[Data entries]
=======

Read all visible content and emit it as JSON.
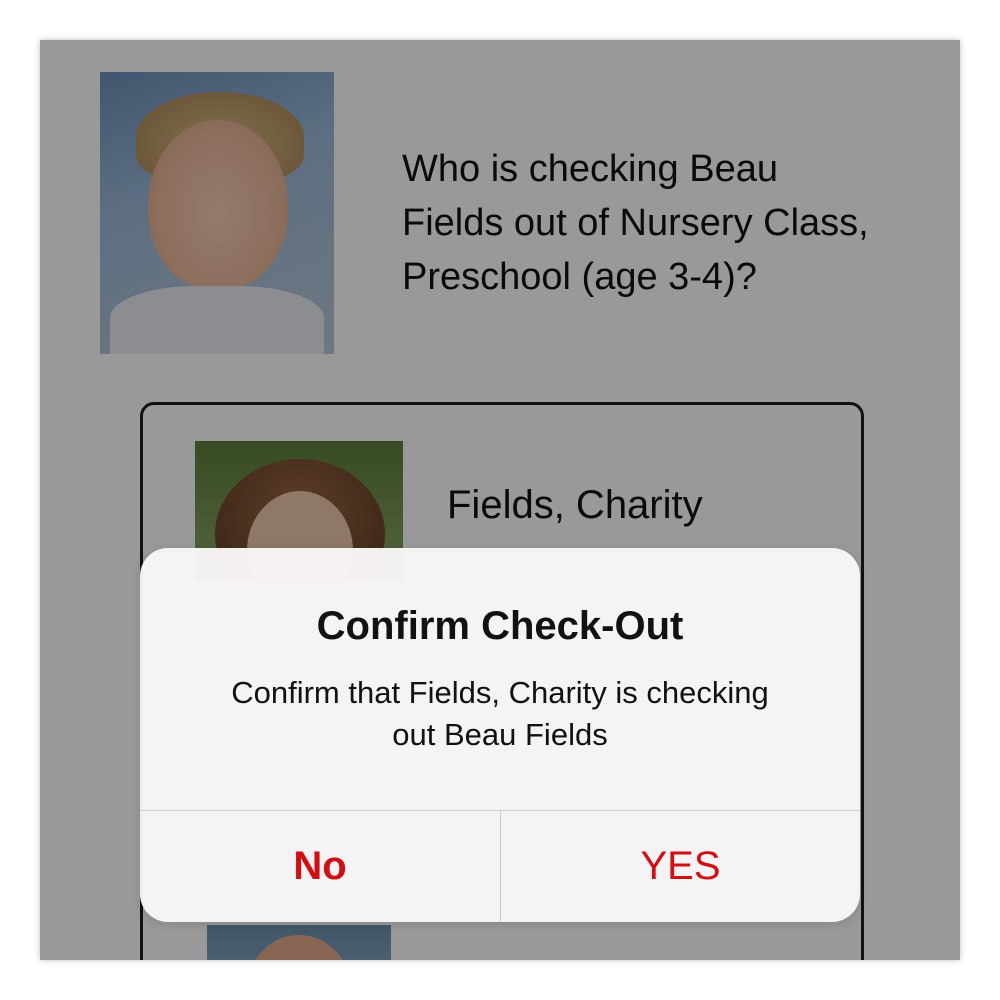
{
  "header": {
    "question": "Who is checking Beau Fields out of Nursery Class, Preschool (age 3-4)?"
  },
  "list": {
    "items": [
      {
        "name": "Fields, Charity"
      }
    ]
  },
  "alert": {
    "title": "Confirm Check-Out",
    "message": "Confirm that Fields, Charity is checking out Beau Fields",
    "no_label": "No",
    "yes_label": "YES"
  },
  "colors": {
    "button_red": "#d10f13",
    "dim_overlay": "rgba(0,0,0,0.40)",
    "alert_background": "#f8f6f6"
  },
  "icons": {
    "child_photo": "child-photo",
    "parent_photo": "parent-photo"
  }
}
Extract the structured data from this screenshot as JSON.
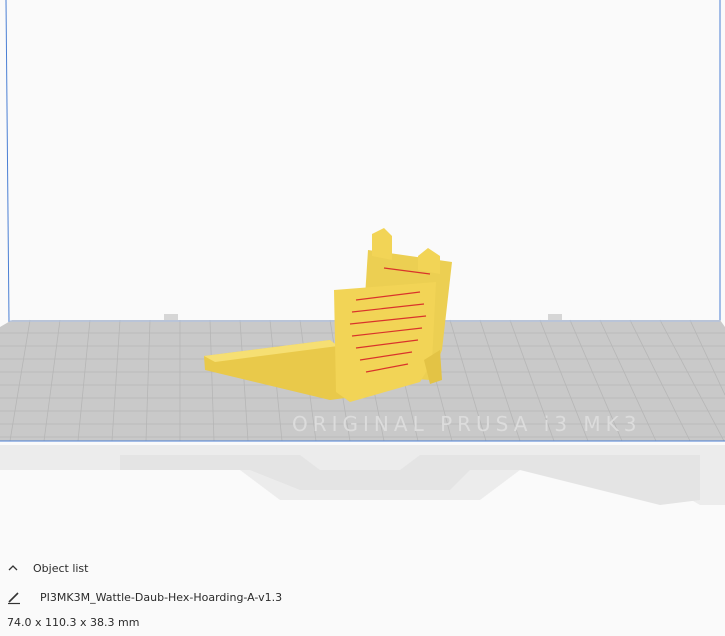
{
  "object_panel": {
    "toggle_label": "Object list",
    "object_name": "PI3MK3M_Wattle-Daub-Hex-Hoarding-A-v1.3",
    "dimensions": "74.0 x 110.3 x 38.3 mm"
  },
  "icons": {
    "toggle": "chevron-up-icon",
    "edit": "pencil-icon"
  },
  "colors": {
    "build_volume_line": "#4a7fd4",
    "plate": "#c9c9c9",
    "model": "#f2d456",
    "model_overhang": "#d9342b",
    "background": "#fafafa"
  },
  "plate_text": "ORIGINAL PRUSA i3 MK3"
}
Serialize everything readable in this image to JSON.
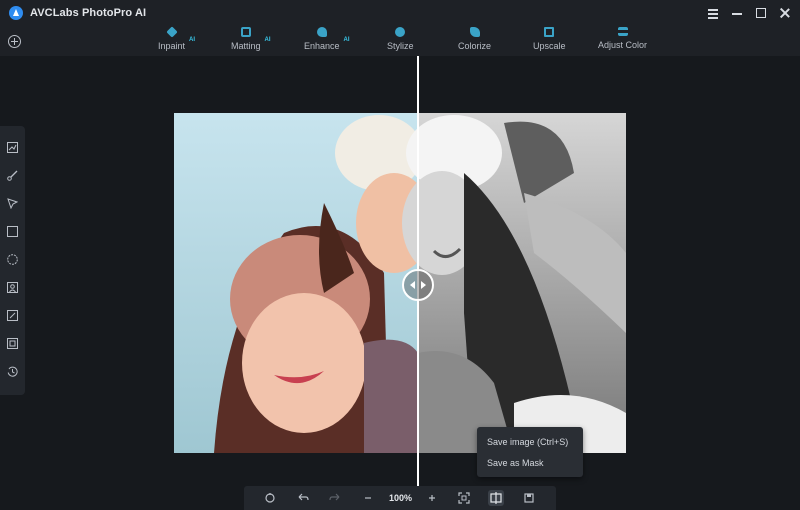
{
  "app": {
    "title": "AVCLabs PhotoPro AI"
  },
  "toolbar": {
    "tabs": [
      {
        "label": "Inpaint",
        "ai": "AI",
        "icon": "inpaint-icon",
        "color": "#3aa3c7"
      },
      {
        "label": "Matting",
        "ai": "AI",
        "icon": "matting-icon",
        "color": "#3aa3c7"
      },
      {
        "label": "Enhance",
        "ai": "AI",
        "icon": "enhance-icon",
        "color": "#3aa3c7"
      },
      {
        "label": "Stylize",
        "ai": "",
        "icon": "stylize-icon",
        "color": "#3aa3c7"
      },
      {
        "label": "Colorize",
        "ai": "",
        "icon": "colorize-icon",
        "color": "#3aa3c7"
      },
      {
        "label": "Upscale",
        "ai": "",
        "icon": "upscale-icon",
        "color": "#3aa3c7"
      },
      {
        "label": "Adjust Color",
        "ai": "",
        "icon": "adjust-color-icon",
        "color": "#3aa3c7"
      }
    ]
  },
  "left_tools": [
    "adjust-icon",
    "brush-icon",
    "select-arrow-icon",
    "rectangle-select-icon",
    "ellipse-select-icon",
    "portrait-icon",
    "auto-select-icon",
    "layers-icon",
    "history-icon"
  ],
  "bottom_bar": {
    "zoom": "100%"
  },
  "context_menu": {
    "save_image": "Save image (Ctrl+S)",
    "save_mask": "Save as Mask"
  },
  "colors": {
    "accent": "#38c6e8",
    "background": "#16191d",
    "panel": "#1e2126"
  }
}
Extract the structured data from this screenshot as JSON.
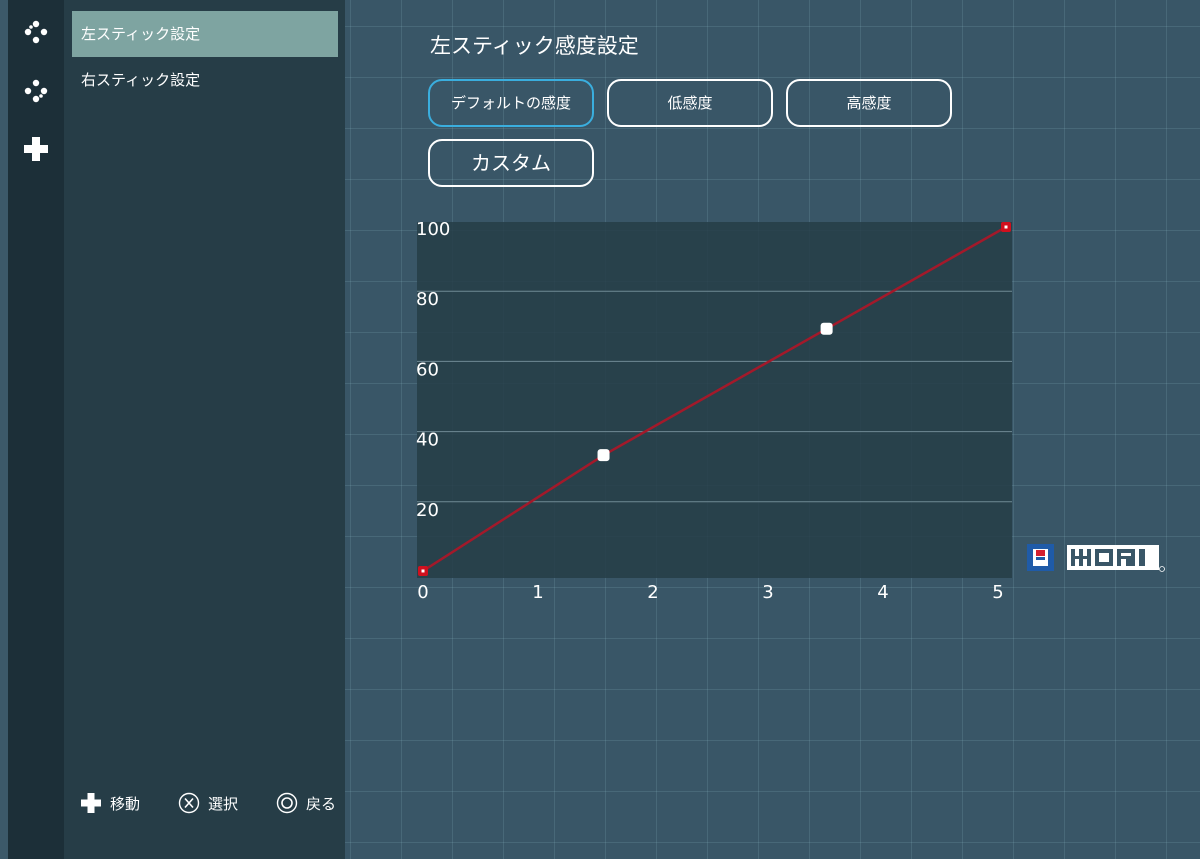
{
  "sidebar": {
    "items": [
      {
        "label": "左スティック設定",
        "selected": true
      },
      {
        "label": "右スティック設定",
        "selected": false
      }
    ]
  },
  "rail": {
    "icons": [
      "left-stick-icon",
      "right-stick-icon",
      "dpad-icon"
    ]
  },
  "footer": {
    "move": "移動",
    "select": "選択",
    "back": "戻る"
  },
  "panel": {
    "title": "左スティック感度設定",
    "presets": {
      "default": "デフォルトの感度",
      "low": "低感度",
      "high": "高感度",
      "custom": "カスタム"
    },
    "active_preset": "default"
  },
  "colors": {
    "accent": "#3aaede",
    "curve": "#a3192a",
    "selected_item": "#7ea4a1"
  },
  "chart_data": {
    "type": "line",
    "x": [
      0,
      1.57,
      3.51,
      5.07
    ],
    "y": [
      2,
      35,
      71,
      100
    ],
    "point_types": [
      "endpoint",
      "control",
      "control",
      "endpoint"
    ],
    "x_ticks": [
      "0",
      "1",
      "2",
      "3",
      "4",
      "5"
    ],
    "y_ticks": [
      "20",
      "40",
      "60",
      "80",
      "100"
    ],
    "xlim": [
      0,
      5.07
    ],
    "ylim": [
      0,
      100
    ],
    "grid": "horizontal"
  },
  "brand": {
    "name": "HORI"
  }
}
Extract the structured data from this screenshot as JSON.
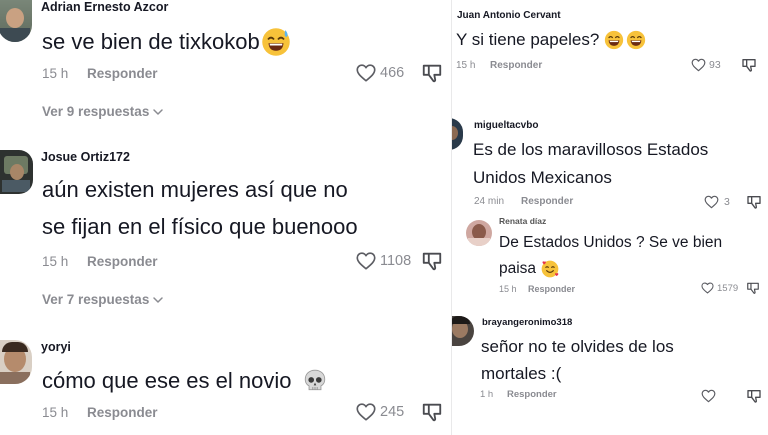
{
  "left": {
    "comments": [
      {
        "user": "Adrian Ernesto Azcor",
        "text": "se ve bien de tixkokob",
        "time": "15 h",
        "reply": "Responder",
        "likes": "466",
        "emoji": "sweat-smile",
        "view_more": "Ver 9 respuestas"
      },
      {
        "user": "Josue Ortiz172",
        "text_line1": "aún existen mujeres así que no",
        "text_line2": "se fijan en el físico que buenooo",
        "time": "15 h",
        "reply": "Responder",
        "likes": "1108",
        "view_more": "Ver 7 respuestas"
      },
      {
        "user": "yoryi",
        "text": "cómo que ese es el novio",
        "time": "15 h",
        "reply": "Responder",
        "likes": "245",
        "emoji": "skull"
      }
    ]
  },
  "right": {
    "comments": [
      {
        "user": "Juan Antonio Cervant",
        "text": "Y si tiene papeles?",
        "time": "15 h",
        "reply": "Responder",
        "likes": "93"
      },
      {
        "user": "migueltacvbo",
        "text_line1": "Es de los maravillosos Estados",
        "text_line2": "Unidos Mexicanos",
        "time": "24 min",
        "reply": "Responder",
        "likes": "3"
      },
      {
        "user": "Renata díaz",
        "text_line1": "De Estados Unidos ? Se ve bien",
        "text_line2": "paisa",
        "time": "15 h",
        "reply": "Responder",
        "likes": "1579"
      },
      {
        "user": "brayangeronimo318",
        "text_line1": "señor no te olvides de los",
        "text_line2": "mortales :(",
        "time": "1 h",
        "reply": "Responder",
        "likes": ""
      }
    ]
  }
}
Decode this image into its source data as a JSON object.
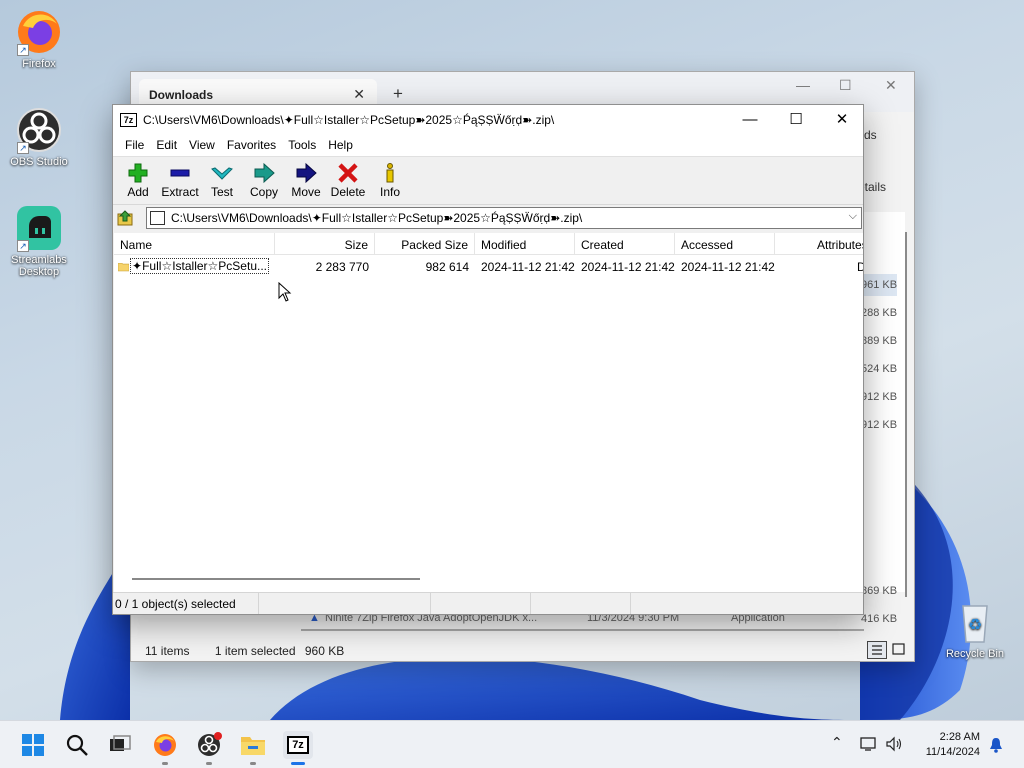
{
  "desktop": {
    "icons": [
      {
        "label": "Firefox"
      },
      {
        "label": "OBS Studio"
      },
      {
        "label": "Streamlabs Desktop"
      },
      {
        "label": "Recycle Bin"
      }
    ]
  },
  "explorer": {
    "tab_label": "Downloads",
    "side_text_ds": "ds",
    "side_text_details": "etails",
    "sizes": [
      "961 KB",
      "288 KB",
      "889 KB",
      "524 KB",
      "912 KB",
      "912 KB",
      "869 KB",
      "416 KB"
    ],
    "row_behind": {
      "name": "Ninite 7Zip Firefox Java AdoptOpenJDK x...",
      "date": "11/3/2024 9:30 PM",
      "type": "Application"
    },
    "status_items": "11 items",
    "status_selected": "1 item selected",
    "status_size": "960 KB"
  },
  "zip": {
    "title": "C:\\Users\\VM6\\Downloads\\✦Full☆Istaller☆PcSetup➽2025☆ṔąṢṢẄőṛḍ➽.zip\\",
    "title_icon": "7z",
    "menu": [
      "File",
      "Edit",
      "View",
      "Favorites",
      "Tools",
      "Help"
    ],
    "toolbar": [
      {
        "label": "Add",
        "icon": "plus-icon",
        "color": "#1fa81f"
      },
      {
        "label": "Extract",
        "icon": "minus-icon",
        "color": "#1a1a9a"
      },
      {
        "label": "Test",
        "icon": "check-icon",
        "color": "#1aa0a0"
      },
      {
        "label": "Copy",
        "icon": "copy-arrow-icon",
        "color": "#1a8a7a"
      },
      {
        "label": "Move",
        "icon": "move-arrow-icon",
        "color": "#1a1a7a"
      },
      {
        "label": "Delete",
        "icon": "delete-x-icon",
        "color": "#d01010"
      },
      {
        "label": "Info",
        "icon": "info-icon",
        "color": "#c8a800"
      }
    ],
    "address": "C:\\Users\\VM6\\Downloads\\✦Full☆Istaller☆PcSetup➽2025☆ṔąṢṢẄőṛḍ➽.zip\\",
    "columns": [
      "Name",
      "Size",
      "Packed Size",
      "Modified",
      "Created",
      "Accessed",
      "Attributes"
    ],
    "rows": [
      {
        "name": "✦Full☆Istaller☆PcSetu...",
        "size": "2 283 770",
        "packed": "982 614",
        "modified": "2024-11-12 21:42",
        "created": "2024-11-12 21:42",
        "accessed": "2024-11-12 21:42",
        "attributes": "D"
      }
    ],
    "status": [
      "0 / 1 object(s) selected",
      "",
      "",
      ""
    ]
  },
  "taskbar": {
    "time": "2:28 AM",
    "date": "11/14/2024",
    "active_app": "7z"
  }
}
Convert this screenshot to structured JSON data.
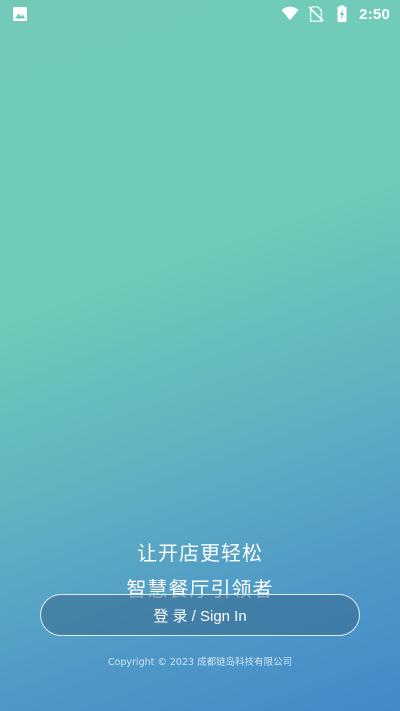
{
  "status_bar": {
    "left_icon": "image-icon",
    "wifi_icon": "wifi-icon",
    "sim_icon": "no-sim-icon",
    "battery_icon": "battery-charging-icon",
    "time": "2:50"
  },
  "slogan": {
    "line1": "让开店更轻松",
    "line2": "智慧餐厅引领者"
  },
  "login_button": {
    "label": "登 录 / Sign In"
  },
  "footer": {
    "copyright": "Copyright © 2023 成都链岛科技有限公司"
  },
  "colors": {
    "gradient_top": "#72cbb8",
    "gradient_bottom": "#438ac8",
    "button_fill": "#37698c"
  }
}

=======

→ **Goal**
Report how many lines of the data hold the string "Firefox"; give only the number.

→ **Response**
2